:: Records shown
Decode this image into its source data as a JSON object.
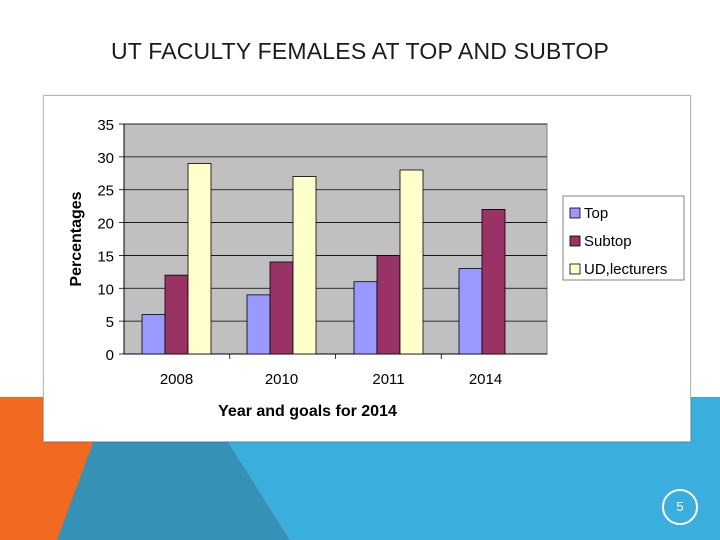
{
  "slide": {
    "title": "UT FACULTY FEMALES AT TOP AND SUBTOP",
    "page_number": "5"
  },
  "colors": {
    "orange": "#f26a21",
    "blue": "#3aaedc",
    "teal": "#3591b5",
    "plot_bg": "#c0c0c0"
  },
  "chart_data": {
    "type": "bar",
    "title": "",
    "xlabel": "Year and goals for 2014",
    "ylabel": "Percentages",
    "ylim": [
      0,
      35
    ],
    "yticks": [
      0,
      5,
      10,
      15,
      20,
      25,
      30,
      35
    ],
    "categories": [
      "2008",
      "2010",
      "2011",
      "2014"
    ],
    "grid": true,
    "legend_position": "right",
    "series": [
      {
        "name": "Top",
        "color": "#9999ff",
        "values": [
          6,
          9,
          11,
          13
        ]
      },
      {
        "name": "Subtop",
        "color": "#993366",
        "values": [
          12,
          14,
          15,
          22
        ]
      },
      {
        "name": "UD,lecturers",
        "color": "#ffffcc",
        "values": [
          29,
          27,
          28,
          null
        ]
      }
    ]
  }
}
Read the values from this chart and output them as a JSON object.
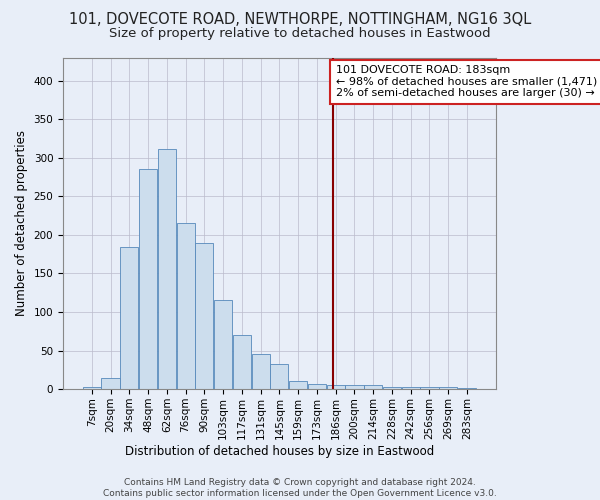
{
  "title": "101, DOVECOTE ROAD, NEWTHORPE, NOTTINGHAM, NG16 3QL",
  "subtitle": "Size of property relative to detached houses in Eastwood",
  "xlabel": "Distribution of detached houses by size in Eastwood",
  "ylabel": "Number of detached properties",
  "bar_color": "#ccdded",
  "bar_edge_color": "#5588bb",
  "background_color": "#e8eef8",
  "grid_color": "#bbbbcc",
  "bar_labels": [
    "7sqm",
    "20sqm",
    "34sqm",
    "48sqm",
    "62sqm",
    "76sqm",
    "90sqm",
    "103sqm",
    "117sqm",
    "131sqm",
    "145sqm",
    "159sqm",
    "173sqm",
    "186sqm",
    "200sqm",
    "214sqm",
    "228sqm",
    "242sqm",
    "256sqm",
    "269sqm",
    "283sqm"
  ],
  "bar_heights": [
    3,
    15,
    184,
    286,
    312,
    215,
    190,
    115,
    70,
    45,
    33,
    10,
    7,
    5,
    5,
    5,
    3,
    3,
    3,
    3,
    2
  ],
  "vline_color": "#880000",
  "annotation_text": "101 DOVECOTE ROAD: 183sqm\n← 98% of detached houses are smaller (1,471)\n2% of semi-detached houses are larger (30) →",
  "annotation_box_color": "#ffffff",
  "annotation_box_edge": "#cc2222",
  "ylim": [
    0,
    430
  ],
  "yticks": [
    0,
    50,
    100,
    150,
    200,
    250,
    300,
    350,
    400
  ],
  "footer": "Contains HM Land Registry data © Crown copyright and database right 2024.\nContains public sector information licensed under the Open Government Licence v3.0.",
  "title_fontsize": 10.5,
  "subtitle_fontsize": 9.5,
  "axis_label_fontsize": 8.5,
  "tick_fontsize": 7.5,
  "annotation_fontsize": 8,
  "footer_fontsize": 6.5
}
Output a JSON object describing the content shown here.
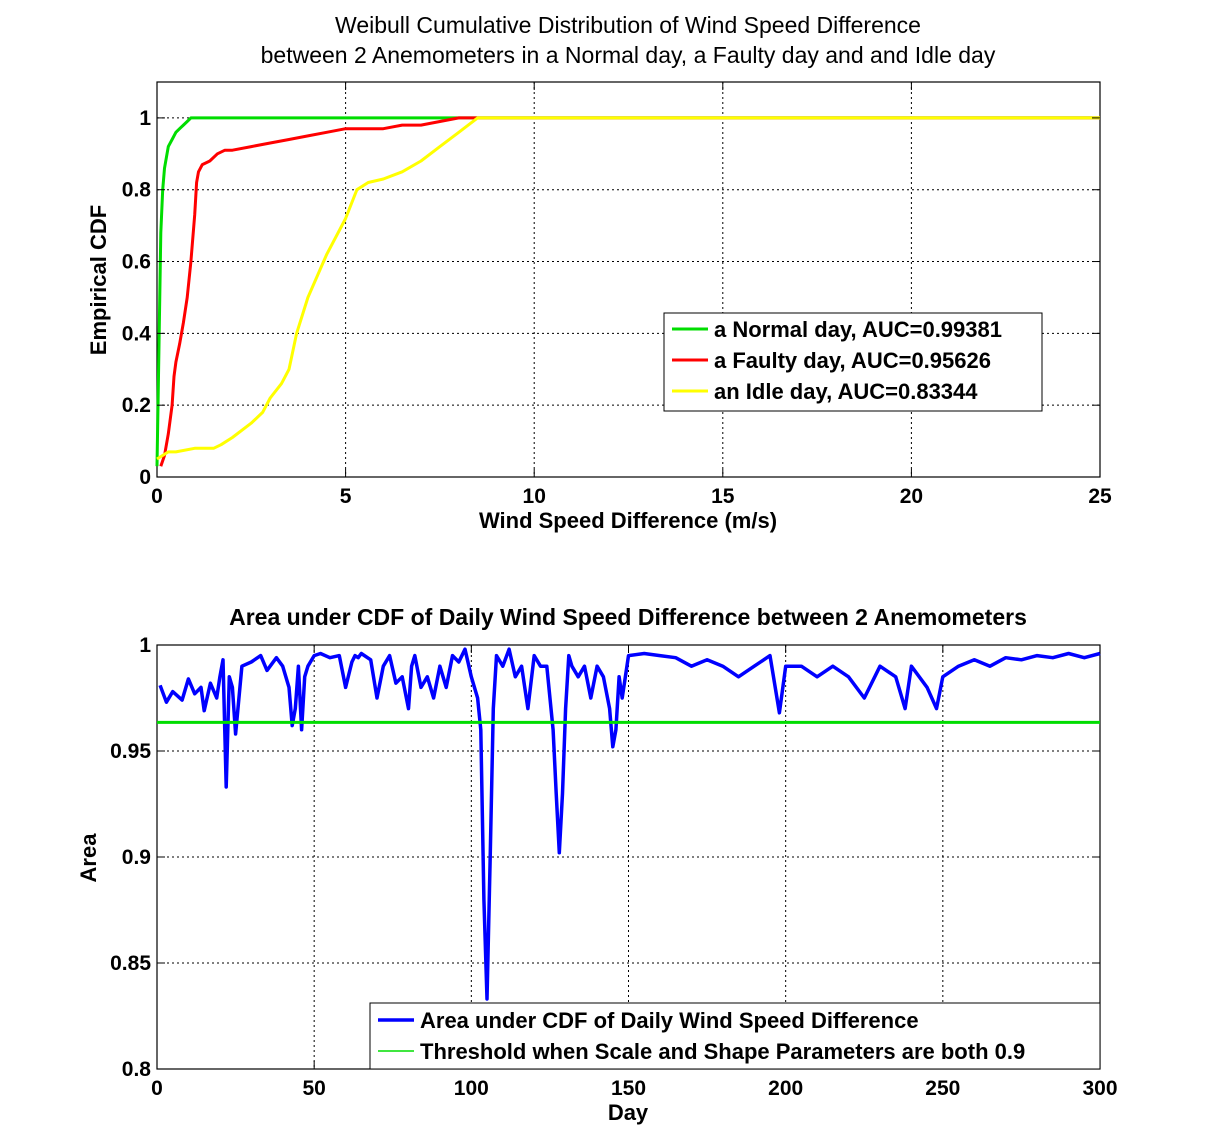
{
  "chart_data": [
    {
      "type": "line",
      "title": [
        "Weibull Cumulative Distribution of Wind Speed Difference",
        "between 2 Anemometers in a Normal day, a Faulty day and and Idle day"
      ],
      "xlabel": "Wind Speed Difference (m/s)",
      "ylabel": "Empirical CDF",
      "xlim": [
        0,
        25
      ],
      "ylim": [
        0,
        1.1
      ],
      "xticks": [
        0,
        5,
        10,
        15,
        20,
        25
      ],
      "yticks": [
        0,
        0.2,
        0.4,
        0.6,
        0.8,
        1
      ],
      "grid": true,
      "legend_position": "center-right",
      "series": [
        {
          "name": "a Normal day, AUC=0.99381",
          "color": "#00dd00",
          "x": [
            0,
            0.05,
            0.1,
            0.15,
            0.2,
            0.25,
            0.3,
            0.4,
            0.5,
            0.6,
            0.7,
            0.8,
            0.9,
            1.0,
            8.5,
            25
          ],
          "y": [
            0.03,
            0.35,
            0.68,
            0.8,
            0.86,
            0.89,
            0.92,
            0.94,
            0.96,
            0.97,
            0.98,
            0.99,
            1.0,
            1.0,
            1.0,
            1.0
          ]
        },
        {
          "name": "a Faulty day, AUC=0.95626",
          "color": "#ff0000",
          "x": [
            0.1,
            0.2,
            0.3,
            0.4,
            0.45,
            0.5,
            0.6,
            0.7,
            0.8,
            0.9,
            1.0,
            1.05,
            1.1,
            1.2,
            1.4,
            1.6,
            1.8,
            2.0,
            2.5,
            3.0,
            3.5,
            4.0,
            4.5,
            5.0,
            5.5,
            6.0,
            6.5,
            7.0,
            7.5,
            8.0,
            8.5,
            25
          ],
          "y": [
            0.03,
            0.06,
            0.12,
            0.2,
            0.28,
            0.32,
            0.37,
            0.43,
            0.5,
            0.6,
            0.73,
            0.82,
            0.85,
            0.87,
            0.88,
            0.9,
            0.91,
            0.91,
            0.92,
            0.93,
            0.94,
            0.95,
            0.96,
            0.97,
            0.97,
            0.97,
            0.98,
            0.98,
            0.99,
            1.0,
            1.0,
            1.0
          ]
        },
        {
          "name": "an Idle day, AUC=0.83344",
          "color": "#ffff00",
          "x": [
            0,
            0.3,
            0.5,
            1.0,
            1.5,
            1.7,
            2.0,
            2.5,
            2.8,
            3.0,
            3.3,
            3.5,
            3.7,
            4.0,
            4.5,
            5.0,
            5.3,
            5.6,
            6.0,
            6.5,
            7.0,
            7.5,
            8.0,
            8.5,
            25
          ],
          "y": [
            0.05,
            0.07,
            0.07,
            0.08,
            0.08,
            0.09,
            0.11,
            0.15,
            0.18,
            0.22,
            0.26,
            0.3,
            0.4,
            0.5,
            0.62,
            0.72,
            0.8,
            0.82,
            0.83,
            0.85,
            0.88,
            0.92,
            0.96,
            1.0,
            1.0
          ]
        }
      ]
    },
    {
      "type": "line",
      "title": "Area under CDF of Daily Wind Speed Difference between 2 Anemometers",
      "xlabel": "Day",
      "ylabel": "Area",
      "xlim": [
        0,
        300
      ],
      "ylim": [
        0.8,
        1.0
      ],
      "xticks": [
        0,
        50,
        100,
        150,
        200,
        250,
        300
      ],
      "yticks": [
        0.8,
        0.85,
        0.9,
        0.95,
        1
      ],
      "grid": true,
      "legend_position": "bottom-right",
      "series": [
        {
          "name": "Area under CDF of Daily Wind Speed Difference",
          "color": "#0000ff",
          "x": [
            1,
            3,
            5,
            8,
            10,
            12,
            14,
            15,
            17,
            19,
            20,
            21,
            22,
            23,
            24,
            25,
            27,
            30,
            33,
            35,
            38,
            40,
            42,
            43,
            44,
            45,
            46,
            47,
            48,
            50,
            52,
            55,
            58,
            60,
            62,
            63,
            64,
            65,
            68,
            70,
            72,
            74,
            76,
            78,
            80,
            81,
            82,
            84,
            86,
            88,
            90,
            92,
            94,
            96,
            98,
            100,
            102,
            103,
            104,
            105,
            106,
            107,
            108,
            110,
            112,
            114,
            116,
            118,
            120,
            122,
            124,
            126,
            127,
            128,
            129,
            130,
            131,
            132,
            134,
            136,
            138,
            140,
            142,
            144,
            145,
            146,
            147,
            148,
            150,
            155,
            160,
            165,
            170,
            175,
            180,
            185,
            190,
            195,
            198,
            200,
            205,
            210,
            215,
            220,
            225,
            230,
            235,
            238,
            240,
            245,
            248,
            250,
            255,
            260,
            265,
            270,
            275,
            280,
            285,
            290,
            295,
            300
          ],
          "y": [
            0.981,
            0.973,
            0.978,
            0.974,
            0.984,
            0.977,
            0.98,
            0.969,
            0.982,
            0.975,
            0.985,
            0.993,
            0.933,
            0.985,
            0.98,
            0.958,
            0.99,
            0.992,
            0.995,
            0.988,
            0.994,
            0.99,
            0.98,
            0.962,
            0.97,
            0.99,
            0.96,
            0.985,
            0.99,
            0.995,
            0.996,
            0.994,
            0.995,
            0.98,
            0.992,
            0.995,
            0.994,
            0.996,
            0.993,
            0.975,
            0.99,
            0.995,
            0.982,
            0.985,
            0.97,
            0.99,
            0.995,
            0.98,
            0.985,
            0.975,
            0.99,
            0.98,
            0.995,
            0.992,
            0.998,
            0.985,
            0.975,
            0.96,
            0.88,
            0.833,
            0.9,
            0.97,
            0.995,
            0.99,
            0.998,
            0.985,
            0.99,
            0.97,
            0.995,
            0.99,
            0.99,
            0.96,
            0.93,
            0.902,
            0.93,
            0.97,
            0.995,
            0.99,
            0.985,
            0.99,
            0.975,
            0.99,
            0.985,
            0.97,
            0.952,
            0.96,
            0.985,
            0.975,
            0.995,
            0.996,
            0.995,
            0.994,
            0.99,
            0.993,
            0.99,
            0.985,
            0.99,
            0.995,
            0.968,
            0.99,
            0.99,
            0.985,
            0.99,
            0.985,
            0.975,
            0.99,
            0.985,
            0.97,
            0.99,
            0.98,
            0.97,
            0.985,
            0.99,
            0.993,
            0.99,
            0.994,
            0.993,
            0.995,
            0.994,
            0.996,
            0.994,
            0.996
          ]
        },
        {
          "name": "Threshold when Scale and Shape Parameters are both 0.9",
          "color": "#00dd00",
          "x": [
            0,
            300
          ],
          "y": [
            0.9635,
            0.9635
          ]
        }
      ]
    }
  ],
  "tick_labels": {
    "cdf_x": [
      "0",
      "5",
      "10",
      "15",
      "20",
      "25"
    ],
    "cdf_y": [
      "0",
      "0.2",
      "0.4",
      "0.6",
      "0.8",
      "1"
    ],
    "area_x": [
      "0",
      "50",
      "100",
      "150",
      "200",
      "250",
      "300"
    ],
    "area_y": [
      "0.8",
      "0.85",
      "0.9",
      "0.95",
      "1"
    ]
  }
}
::::
Short task ::
Each line that holds the word "detached" is to be copied.

Answer in full ::
  "subtitle": "Size of property relative to detached houses in Eastwood",
  "xlabel": "Distribution of detached houses by size in Eastwood",
  "ylabel": "Number of detached properties",
  "annotation_text": "101 DOVECOTE ROAD: 183sqm\n← 98% of detached houses are smaller (1,471)\n2% of semi-detached houses are larger (30) →",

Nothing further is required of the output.